**Some records:**

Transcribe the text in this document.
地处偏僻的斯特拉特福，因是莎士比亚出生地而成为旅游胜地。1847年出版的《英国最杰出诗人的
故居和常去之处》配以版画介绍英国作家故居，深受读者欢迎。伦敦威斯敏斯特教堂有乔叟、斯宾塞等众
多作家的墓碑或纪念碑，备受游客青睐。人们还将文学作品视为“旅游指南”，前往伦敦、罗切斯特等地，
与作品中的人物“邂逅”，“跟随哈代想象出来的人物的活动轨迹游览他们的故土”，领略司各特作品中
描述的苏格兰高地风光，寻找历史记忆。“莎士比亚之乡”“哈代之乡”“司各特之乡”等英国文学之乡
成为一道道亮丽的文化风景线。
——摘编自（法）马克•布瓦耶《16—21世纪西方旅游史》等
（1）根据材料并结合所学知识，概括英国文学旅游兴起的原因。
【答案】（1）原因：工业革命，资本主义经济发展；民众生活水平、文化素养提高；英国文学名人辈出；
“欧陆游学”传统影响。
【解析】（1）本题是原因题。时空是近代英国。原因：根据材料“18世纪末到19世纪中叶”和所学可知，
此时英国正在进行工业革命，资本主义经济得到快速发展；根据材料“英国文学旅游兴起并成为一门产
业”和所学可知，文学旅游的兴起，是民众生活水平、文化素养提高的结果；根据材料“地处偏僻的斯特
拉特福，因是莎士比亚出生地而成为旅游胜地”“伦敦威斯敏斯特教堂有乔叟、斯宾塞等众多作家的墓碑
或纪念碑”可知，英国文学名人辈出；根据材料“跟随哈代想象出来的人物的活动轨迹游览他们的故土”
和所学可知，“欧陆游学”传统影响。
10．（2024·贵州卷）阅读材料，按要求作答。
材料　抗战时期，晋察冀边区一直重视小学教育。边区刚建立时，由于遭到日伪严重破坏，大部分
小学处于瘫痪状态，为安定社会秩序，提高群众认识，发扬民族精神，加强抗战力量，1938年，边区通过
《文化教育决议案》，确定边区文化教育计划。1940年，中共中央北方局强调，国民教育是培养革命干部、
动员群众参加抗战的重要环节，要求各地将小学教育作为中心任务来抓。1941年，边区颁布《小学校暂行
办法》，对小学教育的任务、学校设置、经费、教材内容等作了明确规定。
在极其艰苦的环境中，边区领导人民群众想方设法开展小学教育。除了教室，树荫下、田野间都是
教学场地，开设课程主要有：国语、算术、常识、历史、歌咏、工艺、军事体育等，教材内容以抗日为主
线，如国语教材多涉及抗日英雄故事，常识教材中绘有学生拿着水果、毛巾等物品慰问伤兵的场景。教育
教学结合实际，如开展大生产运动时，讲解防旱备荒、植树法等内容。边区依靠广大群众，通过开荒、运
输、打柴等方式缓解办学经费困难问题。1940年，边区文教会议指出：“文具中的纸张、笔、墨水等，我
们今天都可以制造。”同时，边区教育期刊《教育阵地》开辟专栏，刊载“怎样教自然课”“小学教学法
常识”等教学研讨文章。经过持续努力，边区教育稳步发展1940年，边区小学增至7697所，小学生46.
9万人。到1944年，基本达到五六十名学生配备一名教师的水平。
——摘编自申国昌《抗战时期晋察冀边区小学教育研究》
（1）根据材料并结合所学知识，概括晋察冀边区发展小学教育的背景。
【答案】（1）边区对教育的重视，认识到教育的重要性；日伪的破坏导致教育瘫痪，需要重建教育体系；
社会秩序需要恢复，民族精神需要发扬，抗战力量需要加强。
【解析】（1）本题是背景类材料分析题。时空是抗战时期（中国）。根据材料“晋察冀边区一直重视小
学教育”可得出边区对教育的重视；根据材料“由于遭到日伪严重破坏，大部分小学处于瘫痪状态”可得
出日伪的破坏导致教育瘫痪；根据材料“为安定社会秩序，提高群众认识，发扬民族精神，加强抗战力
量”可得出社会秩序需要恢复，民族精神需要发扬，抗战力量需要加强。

**Work to complete:** Using the listing above, list every line in which the string "和所学可知" occurs.

**Solution to this problem:**
【解析】（1）本题是原因题。时空是近代英国。原因：根据材料“18世纪末到19世纪中叶”和所学可知，
业”和所学可知，文学旅游的兴起，是民众生活水平、文化素养提高的结果；根据材料“地处偏僻的斯特
和所学可知，“欧陆游学”传统影响。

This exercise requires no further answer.